### [ÜBUNGSTEXT]
Corona-Impfstoffe:Wie Curevac auf die Verliererseite geriet

Lesezeit: 6 min

Corona-Impfstoffe: Ein Mitarbeiter von Curevac schaut sich einen Träger mit Bakterien an, aus denen DNA und anschließend RNA gewonnen wird.

Ein Mitarbeiter von Curevac schaut sich einen Träger mit Bakterien an, aus denen DNA und anschließend RNA gewonnen wird.

(Foto: Sebastian Gollnow/dpa)

Die Firma aus Tübingen galt mal als großer Hoffnungsträger im Kampf gegen die Corona-Pandemie. Einen Impfstoff hat Curevac bis heute nicht auf dem Markt. Kommt da noch was?

### [AUFGABE]
Führe den Text über Curevac und die Corona-Impfstoffe nach dessen letztem Satz weiter.

### [DATEN ZUR PRÜFUNG]
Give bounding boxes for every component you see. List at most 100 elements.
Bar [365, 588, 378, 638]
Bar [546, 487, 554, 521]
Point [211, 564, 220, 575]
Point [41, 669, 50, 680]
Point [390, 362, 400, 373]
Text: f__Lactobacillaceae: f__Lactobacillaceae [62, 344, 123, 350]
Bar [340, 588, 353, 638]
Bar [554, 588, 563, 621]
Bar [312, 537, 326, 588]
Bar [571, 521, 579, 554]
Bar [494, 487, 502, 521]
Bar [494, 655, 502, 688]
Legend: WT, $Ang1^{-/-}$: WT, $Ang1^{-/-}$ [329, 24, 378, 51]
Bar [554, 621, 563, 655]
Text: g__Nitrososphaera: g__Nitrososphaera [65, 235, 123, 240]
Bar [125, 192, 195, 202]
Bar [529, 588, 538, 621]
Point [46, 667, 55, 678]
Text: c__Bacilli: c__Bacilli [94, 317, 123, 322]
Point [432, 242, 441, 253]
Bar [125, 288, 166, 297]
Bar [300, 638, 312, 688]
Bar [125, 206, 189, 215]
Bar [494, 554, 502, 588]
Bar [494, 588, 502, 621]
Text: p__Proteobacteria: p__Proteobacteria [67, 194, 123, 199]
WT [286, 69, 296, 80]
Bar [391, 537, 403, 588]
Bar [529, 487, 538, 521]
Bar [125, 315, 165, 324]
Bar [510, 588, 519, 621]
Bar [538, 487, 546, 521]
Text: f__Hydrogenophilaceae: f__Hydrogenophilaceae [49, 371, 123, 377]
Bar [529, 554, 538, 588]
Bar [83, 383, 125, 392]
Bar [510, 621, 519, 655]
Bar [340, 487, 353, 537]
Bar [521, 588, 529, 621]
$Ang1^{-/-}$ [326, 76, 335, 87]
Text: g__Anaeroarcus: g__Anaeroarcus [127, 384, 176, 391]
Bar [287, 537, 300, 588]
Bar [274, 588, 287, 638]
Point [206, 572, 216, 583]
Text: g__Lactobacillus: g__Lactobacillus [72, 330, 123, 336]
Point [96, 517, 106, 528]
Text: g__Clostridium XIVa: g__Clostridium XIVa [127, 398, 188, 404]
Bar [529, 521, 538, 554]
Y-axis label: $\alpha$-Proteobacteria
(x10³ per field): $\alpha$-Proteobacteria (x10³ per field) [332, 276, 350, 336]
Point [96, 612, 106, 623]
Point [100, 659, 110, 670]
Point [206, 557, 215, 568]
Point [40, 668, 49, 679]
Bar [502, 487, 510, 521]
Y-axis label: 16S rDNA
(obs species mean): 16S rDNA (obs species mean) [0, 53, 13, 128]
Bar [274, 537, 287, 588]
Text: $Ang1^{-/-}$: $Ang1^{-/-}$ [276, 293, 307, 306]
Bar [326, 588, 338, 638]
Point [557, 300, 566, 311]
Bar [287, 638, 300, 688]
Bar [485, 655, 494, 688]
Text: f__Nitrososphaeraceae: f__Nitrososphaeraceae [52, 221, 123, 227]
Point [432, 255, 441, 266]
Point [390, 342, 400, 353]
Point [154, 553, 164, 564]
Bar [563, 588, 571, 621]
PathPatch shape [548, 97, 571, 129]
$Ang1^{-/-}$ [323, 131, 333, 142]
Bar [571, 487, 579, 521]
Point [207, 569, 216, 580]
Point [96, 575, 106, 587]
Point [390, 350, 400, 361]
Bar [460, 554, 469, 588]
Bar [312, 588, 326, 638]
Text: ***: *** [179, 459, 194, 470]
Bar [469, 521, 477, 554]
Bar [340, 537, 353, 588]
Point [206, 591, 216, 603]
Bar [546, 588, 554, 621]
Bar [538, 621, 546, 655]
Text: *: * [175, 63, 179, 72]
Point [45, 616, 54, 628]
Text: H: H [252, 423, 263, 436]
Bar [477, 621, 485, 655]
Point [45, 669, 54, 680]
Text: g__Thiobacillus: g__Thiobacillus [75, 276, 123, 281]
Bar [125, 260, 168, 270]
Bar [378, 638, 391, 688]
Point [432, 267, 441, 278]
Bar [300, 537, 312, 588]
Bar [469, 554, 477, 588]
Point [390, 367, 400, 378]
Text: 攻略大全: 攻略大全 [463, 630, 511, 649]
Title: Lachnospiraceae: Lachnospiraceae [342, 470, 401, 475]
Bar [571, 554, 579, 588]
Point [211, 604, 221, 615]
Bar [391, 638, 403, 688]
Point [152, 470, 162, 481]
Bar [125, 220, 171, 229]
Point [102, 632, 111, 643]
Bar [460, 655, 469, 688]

### [ANTWORT]
Von Elisabeth Dostert und Christina Kunkel

"Natürlich" hatte sich Franz-Werner Haas das anders vorgestellt. Dieses Wort "natürlich" verwendet der Vorstandschef des Tübinger Unternehmens Curevac beim Gespräch in der Firmenzentrale öfter. Dabei war in den vergangenen Monaten wenig selbstverständlich, wenn man das Wort so auslegen mag, oder gar ungezwungen.